**SHORT PROBLEM**. Output the entries verbatim, including every line.
================================
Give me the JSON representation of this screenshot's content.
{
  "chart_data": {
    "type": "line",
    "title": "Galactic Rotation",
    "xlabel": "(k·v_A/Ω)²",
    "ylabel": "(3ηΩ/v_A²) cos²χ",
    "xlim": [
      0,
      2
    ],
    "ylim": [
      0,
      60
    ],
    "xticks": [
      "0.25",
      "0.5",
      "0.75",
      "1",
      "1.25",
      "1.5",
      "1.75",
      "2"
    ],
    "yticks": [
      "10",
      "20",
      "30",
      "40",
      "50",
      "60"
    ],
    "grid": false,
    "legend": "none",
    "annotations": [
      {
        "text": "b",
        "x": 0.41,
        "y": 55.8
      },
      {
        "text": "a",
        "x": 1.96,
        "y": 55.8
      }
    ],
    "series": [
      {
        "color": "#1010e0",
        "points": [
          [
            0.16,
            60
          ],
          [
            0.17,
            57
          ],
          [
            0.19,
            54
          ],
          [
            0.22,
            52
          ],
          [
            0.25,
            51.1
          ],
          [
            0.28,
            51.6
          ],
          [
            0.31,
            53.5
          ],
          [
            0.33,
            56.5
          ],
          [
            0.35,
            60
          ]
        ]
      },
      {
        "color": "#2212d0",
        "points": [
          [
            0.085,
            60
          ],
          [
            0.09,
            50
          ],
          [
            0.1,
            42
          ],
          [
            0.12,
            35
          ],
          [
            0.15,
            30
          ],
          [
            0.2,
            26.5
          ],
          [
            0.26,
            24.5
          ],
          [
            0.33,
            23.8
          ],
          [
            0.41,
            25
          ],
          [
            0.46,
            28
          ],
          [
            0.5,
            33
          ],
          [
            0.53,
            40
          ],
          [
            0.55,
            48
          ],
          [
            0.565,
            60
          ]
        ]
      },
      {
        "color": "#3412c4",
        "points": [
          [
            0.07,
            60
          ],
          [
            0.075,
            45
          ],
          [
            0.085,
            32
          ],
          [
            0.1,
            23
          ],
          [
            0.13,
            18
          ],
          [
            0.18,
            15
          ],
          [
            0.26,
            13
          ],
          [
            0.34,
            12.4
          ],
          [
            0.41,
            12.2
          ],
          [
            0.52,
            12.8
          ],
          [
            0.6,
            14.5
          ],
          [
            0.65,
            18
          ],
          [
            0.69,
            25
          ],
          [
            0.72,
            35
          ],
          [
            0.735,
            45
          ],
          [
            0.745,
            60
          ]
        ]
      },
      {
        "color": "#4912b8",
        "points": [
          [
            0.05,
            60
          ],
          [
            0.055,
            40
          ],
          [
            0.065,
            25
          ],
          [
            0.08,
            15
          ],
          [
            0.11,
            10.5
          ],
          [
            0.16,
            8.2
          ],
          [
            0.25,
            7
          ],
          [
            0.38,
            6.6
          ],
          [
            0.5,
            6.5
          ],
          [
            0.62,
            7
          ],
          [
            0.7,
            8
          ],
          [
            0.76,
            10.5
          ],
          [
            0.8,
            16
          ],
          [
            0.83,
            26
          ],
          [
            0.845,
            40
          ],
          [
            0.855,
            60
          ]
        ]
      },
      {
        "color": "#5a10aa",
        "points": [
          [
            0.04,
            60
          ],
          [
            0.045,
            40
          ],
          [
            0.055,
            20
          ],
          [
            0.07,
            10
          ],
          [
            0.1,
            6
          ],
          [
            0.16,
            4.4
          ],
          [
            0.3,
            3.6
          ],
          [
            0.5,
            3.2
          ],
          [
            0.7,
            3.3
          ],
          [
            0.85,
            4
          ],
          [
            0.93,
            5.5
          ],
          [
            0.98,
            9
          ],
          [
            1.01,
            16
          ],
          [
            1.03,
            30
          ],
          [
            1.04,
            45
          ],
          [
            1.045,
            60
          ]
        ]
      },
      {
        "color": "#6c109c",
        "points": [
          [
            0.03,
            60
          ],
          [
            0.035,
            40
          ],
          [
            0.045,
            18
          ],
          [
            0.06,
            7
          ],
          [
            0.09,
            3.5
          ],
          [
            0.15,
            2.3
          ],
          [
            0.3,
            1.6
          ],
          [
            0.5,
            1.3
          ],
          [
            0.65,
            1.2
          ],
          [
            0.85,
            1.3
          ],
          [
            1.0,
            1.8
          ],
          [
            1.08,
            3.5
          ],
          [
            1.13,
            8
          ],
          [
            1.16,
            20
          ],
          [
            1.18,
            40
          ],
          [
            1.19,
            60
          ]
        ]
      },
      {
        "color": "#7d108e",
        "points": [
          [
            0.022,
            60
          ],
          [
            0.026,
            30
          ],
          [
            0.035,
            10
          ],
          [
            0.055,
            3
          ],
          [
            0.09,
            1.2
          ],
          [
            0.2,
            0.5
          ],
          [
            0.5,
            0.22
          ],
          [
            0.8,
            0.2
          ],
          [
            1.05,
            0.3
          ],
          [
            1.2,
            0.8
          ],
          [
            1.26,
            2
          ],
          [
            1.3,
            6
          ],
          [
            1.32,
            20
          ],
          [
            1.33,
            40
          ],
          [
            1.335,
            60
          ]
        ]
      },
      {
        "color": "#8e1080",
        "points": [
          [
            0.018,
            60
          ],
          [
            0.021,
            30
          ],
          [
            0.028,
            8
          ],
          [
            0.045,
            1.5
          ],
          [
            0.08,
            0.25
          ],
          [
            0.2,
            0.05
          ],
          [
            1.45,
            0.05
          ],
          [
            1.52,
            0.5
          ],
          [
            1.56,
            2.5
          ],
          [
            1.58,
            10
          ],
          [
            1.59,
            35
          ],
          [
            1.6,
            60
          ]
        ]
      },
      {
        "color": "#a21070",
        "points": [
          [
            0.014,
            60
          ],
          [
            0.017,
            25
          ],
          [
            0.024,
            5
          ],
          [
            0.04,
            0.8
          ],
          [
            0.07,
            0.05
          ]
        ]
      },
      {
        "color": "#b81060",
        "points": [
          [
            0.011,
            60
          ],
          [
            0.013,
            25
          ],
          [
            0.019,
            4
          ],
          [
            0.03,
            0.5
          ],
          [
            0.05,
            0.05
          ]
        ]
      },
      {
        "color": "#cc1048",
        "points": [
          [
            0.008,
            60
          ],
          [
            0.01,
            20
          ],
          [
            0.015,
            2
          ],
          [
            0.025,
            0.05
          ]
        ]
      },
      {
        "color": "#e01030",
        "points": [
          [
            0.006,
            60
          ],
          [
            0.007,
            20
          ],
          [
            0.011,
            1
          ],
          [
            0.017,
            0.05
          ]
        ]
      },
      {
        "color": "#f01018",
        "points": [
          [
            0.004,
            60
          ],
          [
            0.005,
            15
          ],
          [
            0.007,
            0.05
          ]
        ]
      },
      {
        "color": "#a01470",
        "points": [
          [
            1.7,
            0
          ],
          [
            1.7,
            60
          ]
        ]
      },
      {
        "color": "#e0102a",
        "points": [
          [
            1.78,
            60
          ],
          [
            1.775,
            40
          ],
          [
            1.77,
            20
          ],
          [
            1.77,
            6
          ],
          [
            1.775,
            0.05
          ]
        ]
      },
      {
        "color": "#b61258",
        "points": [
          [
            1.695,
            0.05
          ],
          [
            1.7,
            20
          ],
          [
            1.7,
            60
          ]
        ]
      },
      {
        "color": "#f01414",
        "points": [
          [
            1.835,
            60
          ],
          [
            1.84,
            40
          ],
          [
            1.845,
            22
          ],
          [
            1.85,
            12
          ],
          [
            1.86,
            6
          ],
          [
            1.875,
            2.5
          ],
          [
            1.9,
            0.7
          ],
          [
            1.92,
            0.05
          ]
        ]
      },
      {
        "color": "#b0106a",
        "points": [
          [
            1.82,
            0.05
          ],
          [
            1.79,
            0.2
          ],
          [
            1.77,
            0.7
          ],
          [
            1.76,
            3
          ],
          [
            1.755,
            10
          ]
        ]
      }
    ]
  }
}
================================
**SOLUTION TO THIS EXERCISE**.
Give me the JSON representation of this screenshot's content.
{
  "chart_data": {
    "type": "line",
    "title": "Galactic Rotation",
    "xlabel": "(k·v_A/Ω)²",
    "ylabel": "(3ηΩ/v_A²) cos²χ",
    "xlim": [
      0,
      2
    ],
    "ylim": [
      0,
      60
    ],
    "xticks": [
      "0.25",
      "0.5",
      "0.75",
      "1",
      "1.25",
      "1.5",
      "1.75",
      "2"
    ],
    "yticks": [
      "10",
      "20",
      "30",
      "40",
      "50",
      "60"
    ],
    "grid": false,
    "legend": "none",
    "annotations": [
      {
        "text": "b",
        "x": 0.41,
        "y": 55.8
      },
      {
        "text": "a",
        "x": 1.96,
        "y": 55.8
      }
    ],
    "series": [
      {
        "color": "#1010e0",
        "points": [
          [
            0.16,
            60
          ],
          [
            0.17,
            57
          ],
          [
            0.19,
            54
          ],
          [
            0.22,
            52
          ],
          [
            0.25,
            51.1
          ],
          [
            0.28,
            51.6
          ],
          [
            0.31,
            53.5
          ],
          [
            0.33,
            56.5
          ],
          [
            0.35,
            60
          ]
        ]
      },
      {
        "color": "#2212d0",
        "points": [
          [
            0.085,
            60
          ],
          [
            0.09,
            50
          ],
          [
            0.1,
            42
          ],
          [
            0.12,
            35
          ],
          [
            0.15,
            30
          ],
          [
            0.2,
            26.5
          ],
          [
            0.26,
            24.5
          ],
          [
            0.33,
            23.8
          ],
          [
            0.41,
            25
          ],
          [
            0.46,
            28
          ],
          [
            0.5,
            33
          ],
          [
            0.53,
            40
          ],
          [
            0.55,
            48
          ],
          [
            0.565,
            60
          ]
        ]
      },
      {
        "color": "#3412c4",
        "points": [
          [
            0.07,
            60
          ],
          [
            0.075,
            45
          ],
          [
            0.085,
            32
          ],
          [
            0.1,
            23
          ],
          [
            0.13,
            18
          ],
          [
            0.18,
            15
          ],
          [
            0.26,
            13
          ],
          [
            0.34,
            12.4
          ],
          [
            0.41,
            12.2
          ],
          [
            0.52,
            12.8
          ],
          [
            0.6,
            14.5
          ],
          [
            0.65,
            18
          ],
          [
            0.69,
            25
          ],
          [
            0.72,
            35
          ],
          [
            0.735,
            45
          ],
          [
            0.745,
            60
          ]
        ]
      },
      {
        "color": "#4912b8",
        "points": [
          [
            0.05,
            60
          ],
          [
            0.055,
            40
          ],
          [
            0.065,
            25
          ],
          [
            0.08,
            15
          ],
          [
            0.11,
            10.5
          ],
          [
            0.16,
            8.2
          ],
          [
            0.25,
            7
          ],
          [
            0.38,
            6.6
          ],
          [
            0.5,
            6.5
          ],
          [
            0.62,
            7
          ],
          [
            0.7,
            8
          ],
          [
            0.76,
            10.5
          ],
          [
            0.8,
            16
          ],
          [
            0.83,
            26
          ],
          [
            0.845,
            40
          ],
          [
            0.855,
            60
          ]
        ]
      },
      {
        "color": "#5a10aa",
        "points": [
          [
            0.04,
            60
          ],
          [
            0.045,
            40
          ],
          [
            0.055,
            20
          ],
          [
            0.07,
            10
          ],
          [
            0.1,
            6
          ],
          [
            0.16,
            4.4
          ],
          [
            0.3,
            3.6
          ],
          [
            0.5,
            3.2
          ],
          [
            0.7,
            3.3
          ],
          [
            0.85,
            4
          ],
          [
            0.93,
            5.5
          ],
          [
            0.98,
            9
          ],
          [
            1.01,
            16
          ],
          [
            1.03,
            30
          ],
          [
            1.04,
            45
          ],
          [
            1.045,
            60
          ]
        ]
      },
      {
        "color": "#6c109c",
        "points": [
          [
            0.03,
            60
          ],
          [
            0.035,
            40
          ],
          [
            0.045,
            18
          ],
          [
            0.06,
            7
          ],
          [
            0.09,
            3.5
          ],
          [
            0.15,
            2.3
          ],
          [
            0.3,
            1.6
          ],
          [
            0.5,
            1.3
          ],
          [
            0.65,
            1.2
          ],
          [
            0.85,
            1.3
          ],
          [
            1.0,
            1.8
          ],
          [
            1.08,
            3.5
          ],
          [
            1.13,
            8
          ],
          [
            1.16,
            20
          ],
          [
            1.18,
            40
          ],
          [
            1.19,
            60
          ]
        ]
      },
      {
        "color": "#7d108e",
        "points": [
          [
            0.022,
            60
          ],
          [
            0.026,
            30
          ],
          [
            0.035,
            10
          ],
          [
            0.055,
            3
          ],
          [
            0.09,
            1.2
          ],
          [
            0.2,
            0.5
          ],
          [
            0.5,
            0.22
          ],
          [
            0.8,
            0.2
          ],
          [
            1.05,
            0.3
          ],
          [
            1.2,
            0.8
          ],
          [
            1.26,
            2
          ],
          [
            1.3,
            6
          ],
          [
            1.32,
            20
          ],
          [
            1.33,
            40
          ],
          [
            1.335,
            60
          ]
        ]
      },
      {
        "color": "#8e1080",
        "points": [
          [
            0.018,
            60
          ],
          [
            0.021,
            30
          ],
          [
            0.028,
            8
          ],
          [
            0.045,
            1.5
          ],
          [
            0.08,
            0.25
          ],
          [
            0.2,
            0.05
          ],
          [
            1.45,
            0.05
          ],
          [
            1.52,
            0.5
          ],
          [
            1.56,
            2.5
          ],
          [
            1.58,
            10
          ],
          [
            1.59,
            35
          ],
          [
            1.6,
            60
          ]
        ]
      },
      {
        "color": "#a21070",
        "points": [
          [
            0.014,
            60
          ],
          [
            0.017,
            25
          ],
          [
            0.024,
            5
          ],
          [
            0.04,
            0.8
          ],
          [
            0.07,
            0.05
          ]
        ]
      },
      {
        "color": "#b81060",
        "points": [
          [
            0.011,
            60
          ],
          [
            0.013,
            25
          ],
          [
            0.019,
            4
          ],
          [
            0.03,
            0.5
          ],
          [
            0.05,
            0.05
          ]
        ]
      },
      {
        "color": "#cc1048",
        "points": [
          [
            0.008,
            60
          ],
          [
            0.01,
            20
          ],
          [
            0.015,
            2
          ],
          [
            0.025,
            0.05
          ]
        ]
      },
      {
        "color": "#e01030",
        "points": [
          [
            0.006,
            60
          ],
          [
            0.007,
            20
          ],
          [
            0.011,
            1
          ],
          [
            0.017,
            0.05
          ]
        ]
      },
      {
        "color": "#f01018",
        "points": [
          [
            0.004,
            60
          ],
          [
            0.005,
            15
          ],
          [
            0.007,
            0.05
          ]
        ]
      },
      {
        "color": "#a01470",
        "points": [
          [
            1.7,
            0
          ],
          [
            1.7,
            60
          ]
        ]
      },
      {
        "color": "#e0102a",
        "points": [
          [
            1.78,
            60
          ],
          [
            1.775,
            40
          ],
          [
            1.77,
            20
          ],
          [
            1.77,
            6
          ],
          [
            1.775,
            0.05
          ]
        ]
      },
      {
        "color": "#b61258",
        "points": [
          [
            1.695,
            0.05
          ],
          [
            1.7,
            20
          ],
          [
            1.7,
            60
          ]
        ]
      },
      {
        "color": "#f01414",
        "points": [
          [
            1.835,
            60
          ],
          [
            1.84,
            40
          ],
          [
            1.845,
            22
          ],
          [
            1.85,
            12
          ],
          [
            1.86,
            6
          ],
          [
            1.875,
            2.5
          ],
          [
            1.9,
            0.7
          ],
          [
            1.92,
            0.05
          ]
        ]
      },
      {
        "color": "#b0106a",
        "points": [
          [
            1.82,
            0.05
          ],
          [
            1.79,
            0.2
          ],
          [
            1.77,
            0.7
          ],
          [
            1.76,
            3
          ],
          [
            1.755,
            10
          ]
        ]
      }
    ]
  }
}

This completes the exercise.